> _Instructions to follow_
Below is a block of records: output all of them exactly and leave out the pictures.

═════ Material supplied ═════

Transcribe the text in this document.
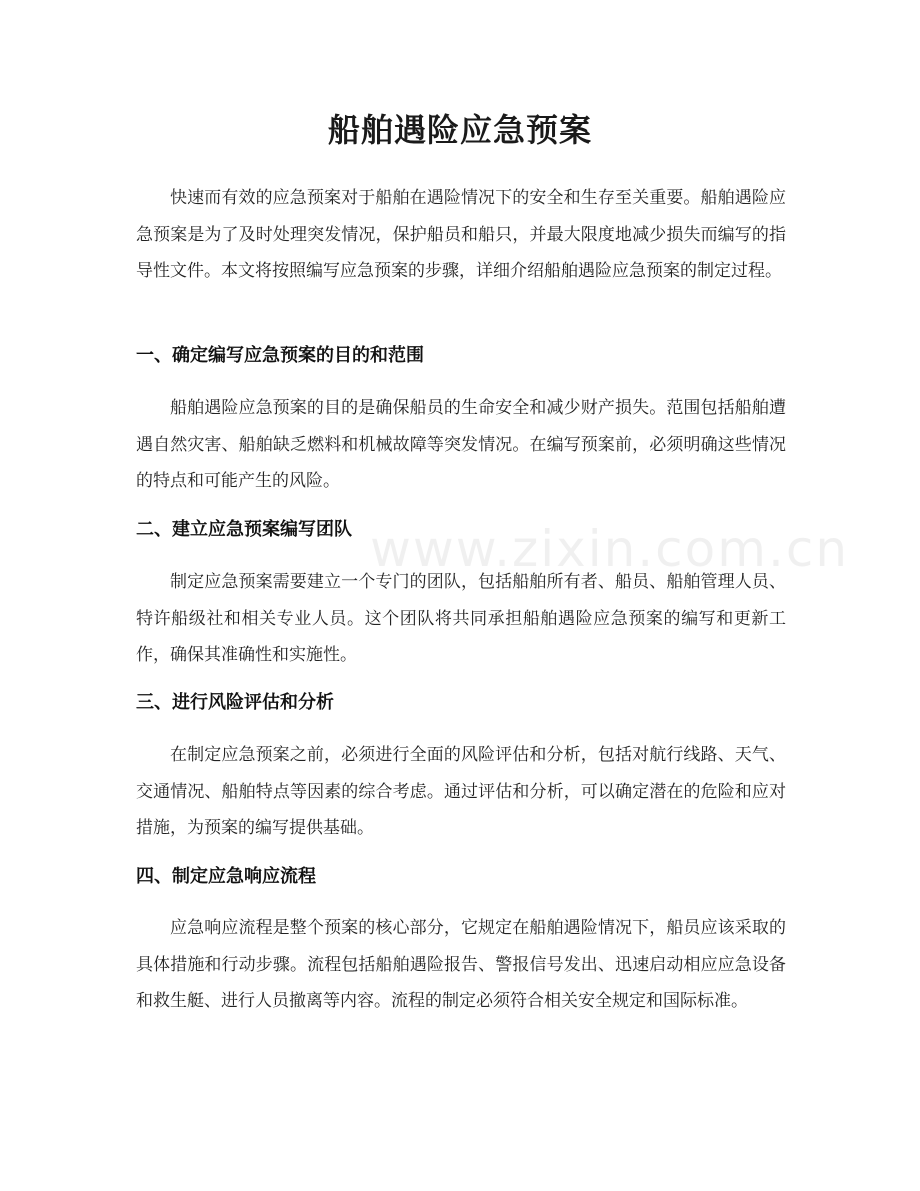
船舶遇险应急预案

快速而有效的应急预案对于船舶在遇险情况下的安全和生存至关重要。船舶遇险应急预案是为了及时处理突发情况，保护船员和船只，并最大限度地减少损失而编写的指导性文件。本文将按照编写应急预案的步骤，详细介绍船舶遇险应急预案的制定过程。

一、确定编写应急预案的目的和范围

船舶遇险应急预案的目的是确保船员的生命安全和减少财产损失。范围包括船舶遭遇自然灾害、船舶缺乏燃料和机械故障等突发情况。在编写预案前，必须明确这些情况的特点和可能产生的风险。

二、建立应急预案编写团队

制定应急预案需要建立一个专门的团队，包括船舶所有者、船员、船舶管理人员、特许船级社和相关专业人员。这个团队将共同承担船舶遇险应急预案的编写和更新工作，确保其准确性和实施性。

三、进行风险评估和分析

在制定应急预案之前，必须进行全面的风险评估和分析，包括对航行线路、天气、交通情况、船舶特点等因素的综合考虑。通过评估和分析，可以确定潜在的危险和应对措施，为预案的编写提供基础。

四、制定应急响应流程

应急响应流程是整个预案的核心部分，它规定在船舶遇险情况下，船员应该采取的具体措施和行动步骤。流程包括船舶遇险报告、警报信号发出、迅速启动相应应急设备和救生艇、进行人员撤离等内容。流程的制定必须符合相关安全规定和国际标准。

www.zixin.com.cn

═════

> _Result of this exercise_
Transcribe the text in this document.
船舶遇险应急预案

快速而有效的应急预案对于船舶在遇险情况下的安全和生存至关重要。船舶遇险应急预案是为了及时处理突发情况，保护船员和船只，并最大限度地减少损失而编写的指导性文件。本文将按照编写应急预案的步骤，详细介绍船舶遇险应急预案的制定过程。

一、确定编写应急预案的目的和范围

船舶遇险应急预案的目的是确保船员的生命安全和减少财产损失。范围包括船舶遭遇自然灾害、船舶缺乏燃料和机械故障等突发情况。在编写预案前，必须明确这些情况的特点和可能产生的风险。

二、建立应急预案编写团队

制定应急预案需要建立一个专门的团队，包括船舶所有者、船员、船舶管理人员、特许船级社和相关专业人员。这个团队将共同承担船舶遇险应急预案的编写和更新工作，确保其准确性和实施性。

三、进行风险评估和分析

在制定应急预案之前，必须进行全面的风险评估和分析，包括对航行线路、天气、交通情况、船舶特点等因素的综合考虑。通过评估和分析，可以确定潜在的危险和应对措施，为预案的编写提供基础。

四、制定应急响应流程

应急响应流程是整个预案的核心部分，它规定在船舶遇险情况下，船员应该采取的具体措施和行动步骤。流程包括船舶遇险报告、警报信号发出、迅速启动相应应急设备和救生艇、进行人员撤离等内容。流程的制定必须符合相关安全规定和国际标准。

www.zixin.com.cn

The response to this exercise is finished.